> **GOAL**: Search the records below for the word "Date". Pull out each line that has it.

Items listed in a dataset
--------------------------------------------------

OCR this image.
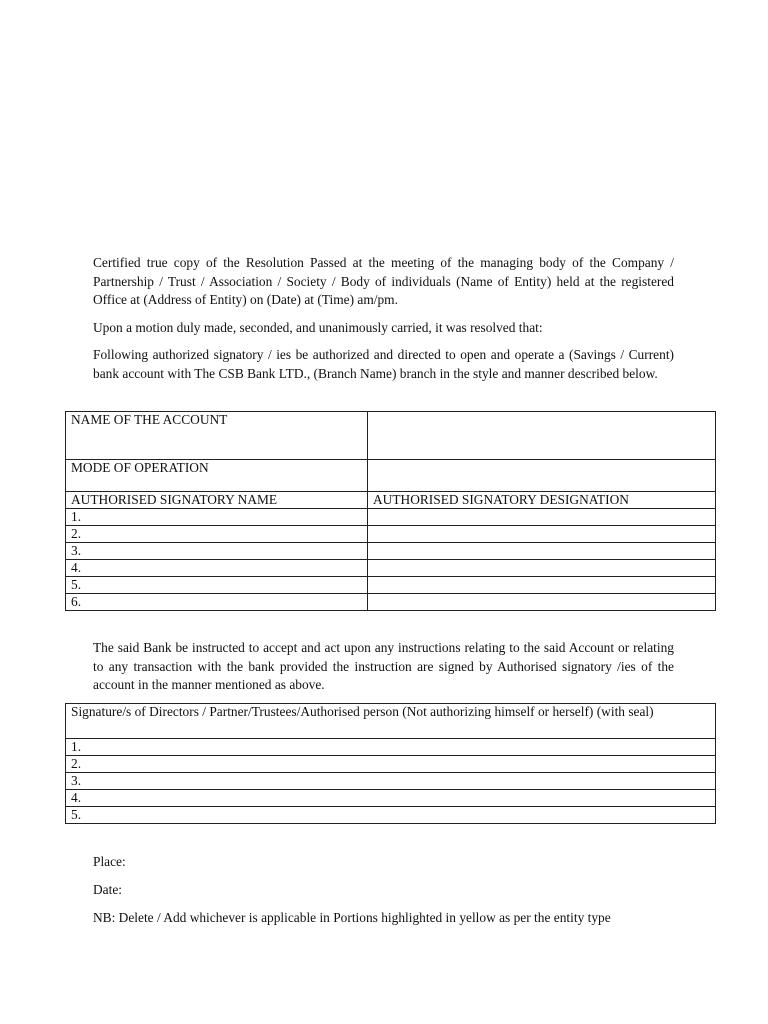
Certified true copy of the Resolution Passed at the meeting of the managing body of the Company / Partnership / Trust / Association / Society / Body of individuals (Name of Entity) held at the registered Office at (Address of Entity) on (Date) at (Time) am/pm.

Upon a motion duly made, seconded, and unanimously carried, it was resolved that:

Following authorized signatory / ies be authorized and directed to open and operate a (Savings / Current) bank account with The CSB Bank LTD., (Branch Name) branch in the style and manner described below.

NAME OF THE ACCOUNT	
MODE OF OPERATION	
AUTHORISED SIGNATORY NAME	AUTHORISED SIGNATORY DESIGNATION
1.	
2.	
3.	
4.	
5.	
6.	

The said Bank be instructed to accept and act upon any instructions relating to the said Account or relating to any transaction with the bank provided the instruction are signed by Authorised signatory /ies of the account in the manner mentioned as above.

Signature/s of Directors / Partner/Trustees/Authorised person (Not authorizing himself or herself) (with seal)
1.
2.
3.
4.
5.

Place:

Date:

NB: Delete / Add whichever is applicable in Portions highlighted in yellow as per the entity type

--------------------------------------------------

> **THE OUTPUT**:
Certified true copy of the Resolution Passed at the meeting of the managing body of the Company / Partnership / Trust / Association / Society / Body of individuals (Name of Entity) held at the registered Office at (Address of Entity) on (Date) at (Time) am/pm.
Date:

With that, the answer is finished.